··· Data provided

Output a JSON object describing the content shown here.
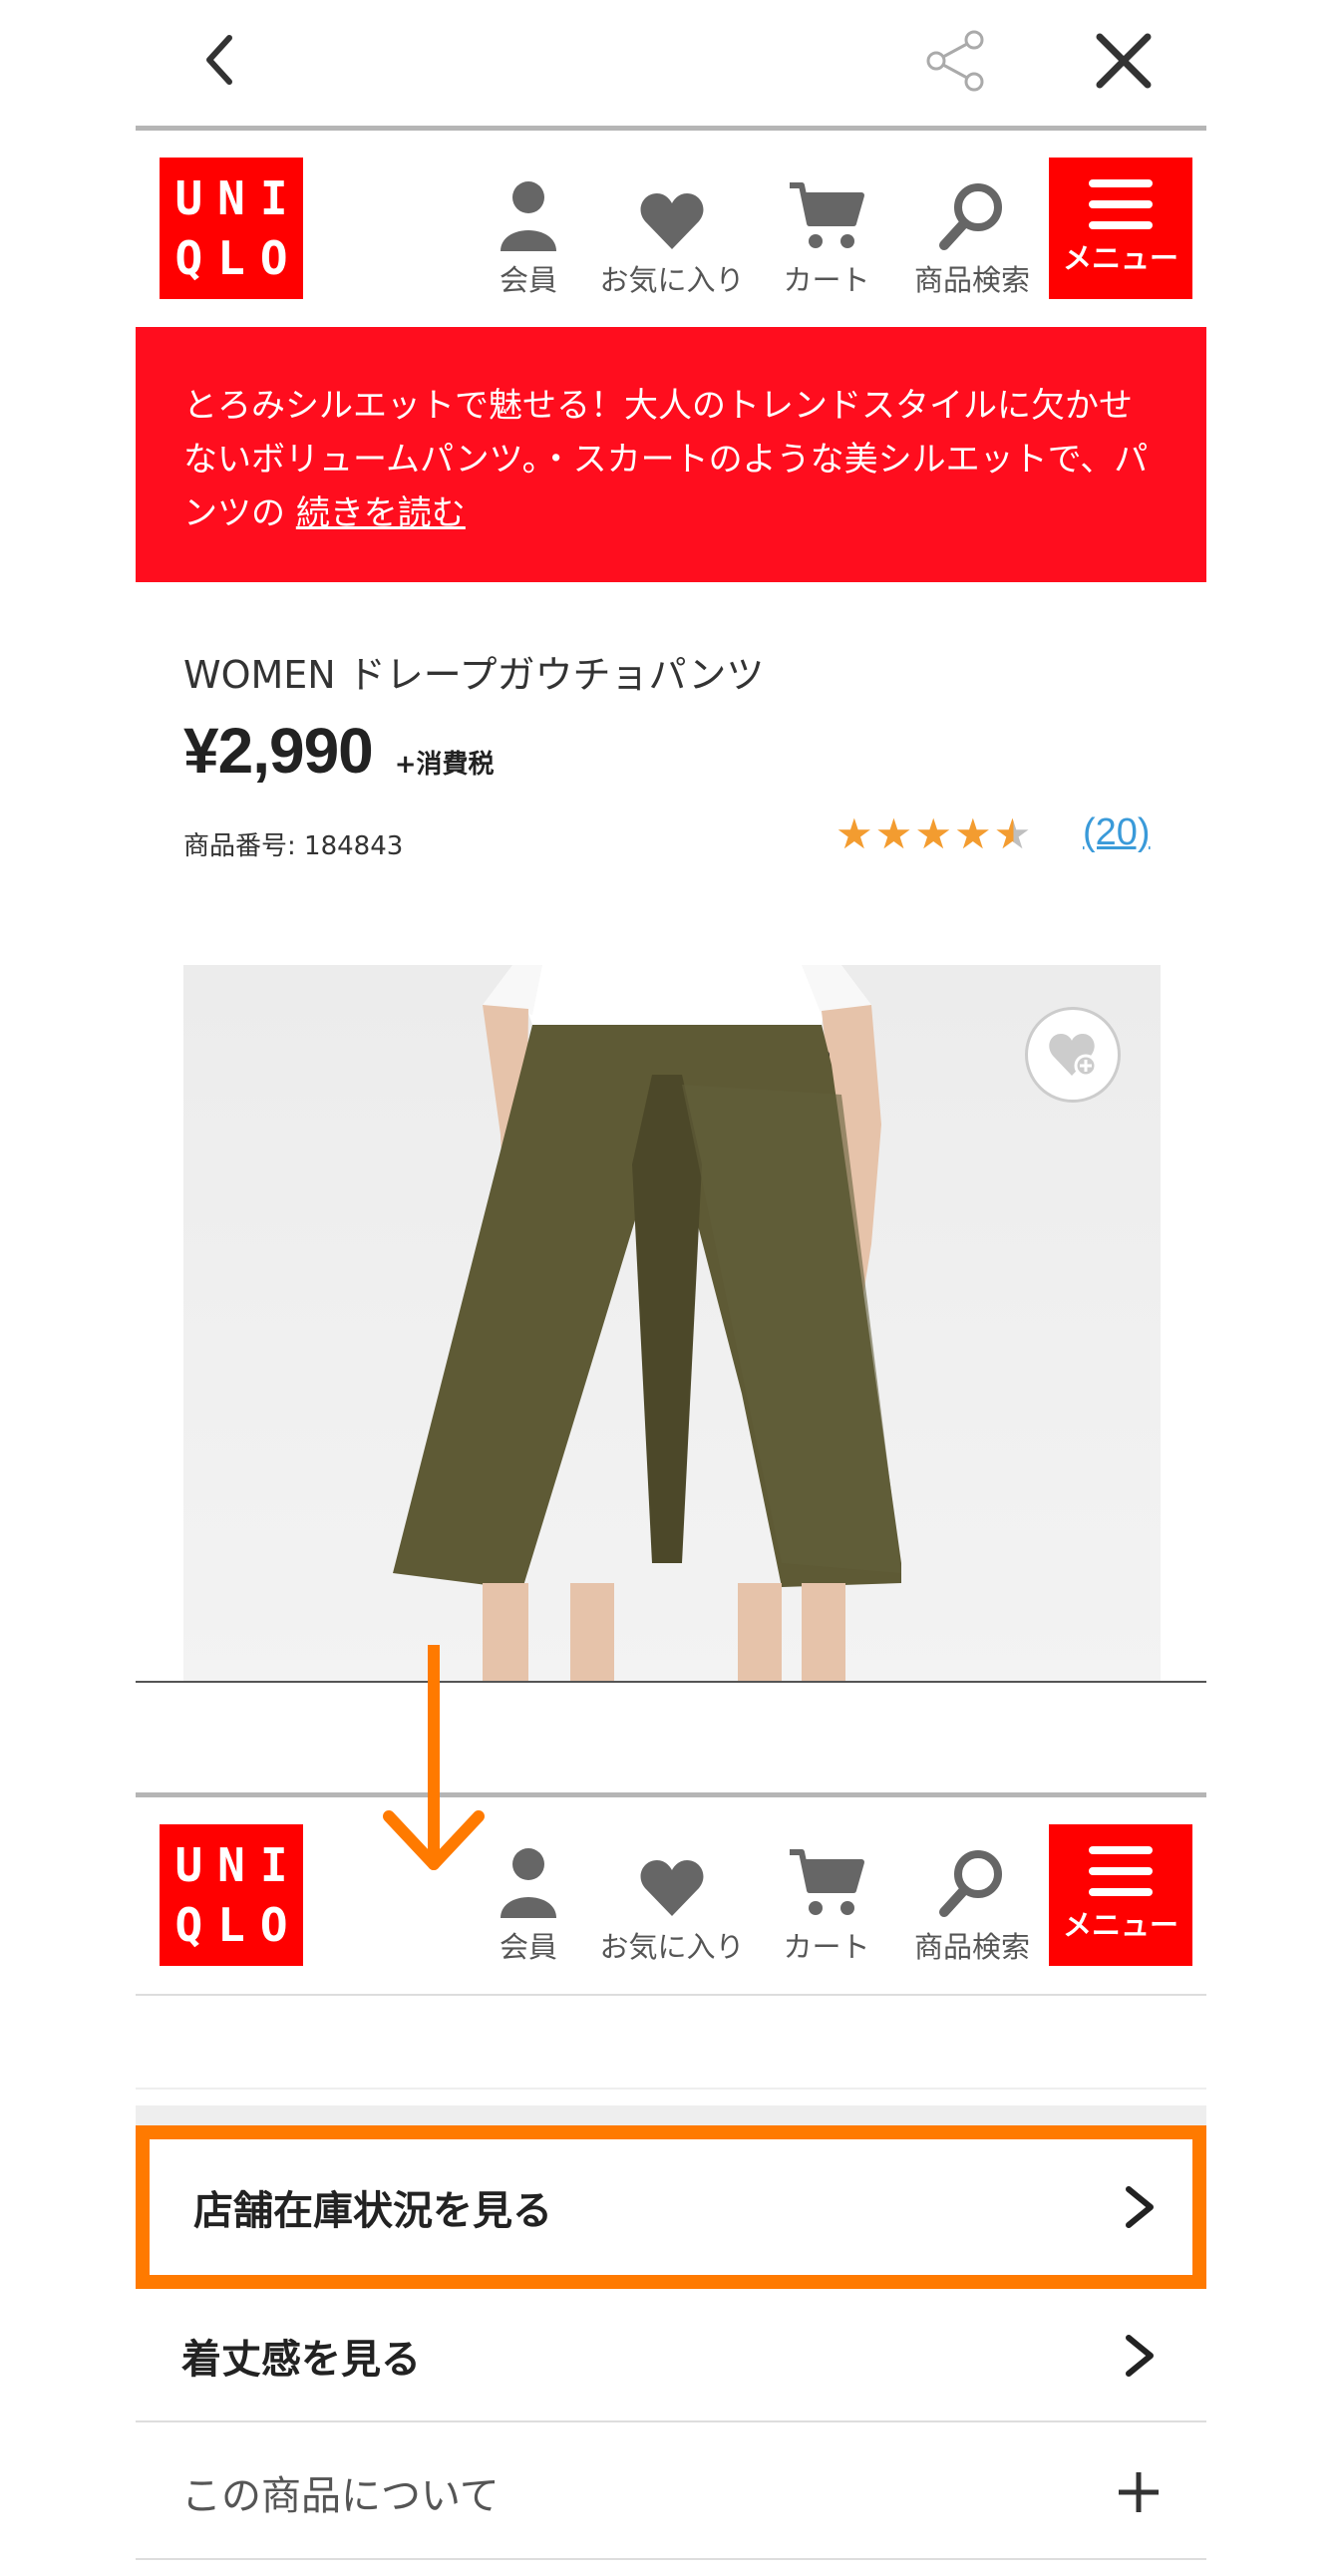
{
  "colors": {
    "brand_red": "#ff0000",
    "banner_red": "#ff0d1e",
    "accent_orange": "#ff7a00",
    "star_orange": "#f39c30",
    "link_blue": "#3a9ad9"
  },
  "topbar": {
    "back_icon": "chevron-left-icon",
    "share_icon": "share-icon",
    "close_icon": "close-icon"
  },
  "logo": {
    "letters": [
      "U",
      "N",
      "I",
      "Q",
      "L",
      "O"
    ]
  },
  "nav": {
    "member": "会員",
    "favorites": "お気に入り",
    "cart": "カート",
    "search": "商品検索",
    "menu": "メニュー"
  },
  "banner": {
    "text": "とろみシルエットで魅せる！大人のトレンドスタイルに欠かせないボリュームパンツ。・スカートのような美シルエットで、パンツの ",
    "read_more": "続きを読む"
  },
  "product": {
    "title": "WOMEN ドレープガウチョパンツ",
    "price": "¥2,990",
    "tax_note": "+消費税",
    "code": "商品番号: 184843",
    "rating": 4.5,
    "rating_max": 5,
    "review_count": "(20)"
  },
  "rows": {
    "store_stock": "店舗在庫状況を見る",
    "fit": "着丈感を見る",
    "about": "この商品について"
  }
}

······

Work instructions: Restate every record exactly, please; do not copy the pictures.

The answer:
Output a JSON object describing the content shown here.
{
  "colors": {
    "brand_red": "#ff0000",
    "banner_red": "#ff0d1e",
    "accent_orange": "#ff7a00",
    "star_orange": "#f39c30",
    "link_blue": "#3a9ad9"
  },
  "topbar": {
    "back_icon": "chevron-left-icon",
    "share_icon": "share-icon",
    "close_icon": "close-icon"
  },
  "logo": {
    "letters": [
      "U",
      "N",
      "I",
      "Q",
      "L",
      "O"
    ]
  },
  "nav": {
    "member": "会員",
    "favorites": "お気に入り",
    "cart": "カート",
    "search": "商品検索",
    "menu": "メニュー"
  },
  "banner": {
    "text": "とろみシルエットで魅せる！大人のトレンドスタイルに欠かせないボリュームパンツ。・スカートのような美シルエットで、パンツの ",
    "read_more": "続きを読む"
  },
  "product": {
    "title": "WOMEN ドレープガウチョパンツ",
    "price": "¥2,990",
    "tax_note": "+消費税",
    "code": "商品番号: 184843",
    "rating": 4.5,
    "rating_max": 5,
    "review_count": "(20)"
  },
  "rows": {
    "store_stock": "店舗在庫状況を見る",
    "fit": "着丈感を見る",
    "about": "この商品について"
  }
}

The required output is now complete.